-------- Source material

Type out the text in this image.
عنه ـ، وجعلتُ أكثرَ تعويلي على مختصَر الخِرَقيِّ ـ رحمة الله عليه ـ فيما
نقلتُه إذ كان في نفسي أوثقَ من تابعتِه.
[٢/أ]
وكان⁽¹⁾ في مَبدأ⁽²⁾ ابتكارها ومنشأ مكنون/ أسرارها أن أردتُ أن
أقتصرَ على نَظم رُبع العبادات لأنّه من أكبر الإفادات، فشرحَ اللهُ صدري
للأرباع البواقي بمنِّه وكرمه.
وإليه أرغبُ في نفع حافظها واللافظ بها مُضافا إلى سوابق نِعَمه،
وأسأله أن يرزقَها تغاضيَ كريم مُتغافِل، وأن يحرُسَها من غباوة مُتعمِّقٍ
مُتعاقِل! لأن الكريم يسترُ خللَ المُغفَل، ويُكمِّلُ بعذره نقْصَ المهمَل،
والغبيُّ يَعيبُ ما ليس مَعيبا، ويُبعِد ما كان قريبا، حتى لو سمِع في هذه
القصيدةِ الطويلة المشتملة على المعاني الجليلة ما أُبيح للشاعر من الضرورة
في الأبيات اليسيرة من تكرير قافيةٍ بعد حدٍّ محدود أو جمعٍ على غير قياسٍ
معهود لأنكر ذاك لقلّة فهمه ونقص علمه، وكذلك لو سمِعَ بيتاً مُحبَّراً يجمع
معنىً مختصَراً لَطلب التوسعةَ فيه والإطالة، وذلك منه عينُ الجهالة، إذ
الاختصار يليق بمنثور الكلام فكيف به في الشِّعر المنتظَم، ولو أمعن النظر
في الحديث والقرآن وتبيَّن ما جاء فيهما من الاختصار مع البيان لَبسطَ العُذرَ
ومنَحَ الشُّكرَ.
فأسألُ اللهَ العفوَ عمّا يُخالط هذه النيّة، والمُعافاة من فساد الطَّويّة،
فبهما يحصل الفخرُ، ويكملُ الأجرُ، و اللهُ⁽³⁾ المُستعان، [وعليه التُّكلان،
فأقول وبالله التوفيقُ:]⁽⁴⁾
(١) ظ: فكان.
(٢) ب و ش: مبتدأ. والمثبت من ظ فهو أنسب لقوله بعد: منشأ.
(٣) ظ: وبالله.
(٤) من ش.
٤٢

----------------
-------- Source material

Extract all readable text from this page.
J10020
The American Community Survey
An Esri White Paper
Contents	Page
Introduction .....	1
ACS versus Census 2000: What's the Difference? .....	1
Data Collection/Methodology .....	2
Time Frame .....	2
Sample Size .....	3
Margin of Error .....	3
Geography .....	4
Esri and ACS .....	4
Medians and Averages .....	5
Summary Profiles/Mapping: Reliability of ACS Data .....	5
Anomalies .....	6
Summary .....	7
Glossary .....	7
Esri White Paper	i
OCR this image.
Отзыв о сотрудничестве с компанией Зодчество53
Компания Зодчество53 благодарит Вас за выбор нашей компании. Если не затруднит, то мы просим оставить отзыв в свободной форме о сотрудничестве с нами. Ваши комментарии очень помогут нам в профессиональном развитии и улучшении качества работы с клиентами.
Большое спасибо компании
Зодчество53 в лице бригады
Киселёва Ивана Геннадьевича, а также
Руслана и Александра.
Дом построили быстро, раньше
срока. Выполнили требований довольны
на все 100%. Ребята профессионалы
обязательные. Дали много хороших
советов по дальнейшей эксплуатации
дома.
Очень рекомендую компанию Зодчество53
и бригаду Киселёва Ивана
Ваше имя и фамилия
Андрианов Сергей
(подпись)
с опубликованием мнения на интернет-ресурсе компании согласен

----------------

Work to complete =>
Give the number of lines above that hold the word "Esri", and nothing more.

Result =>
3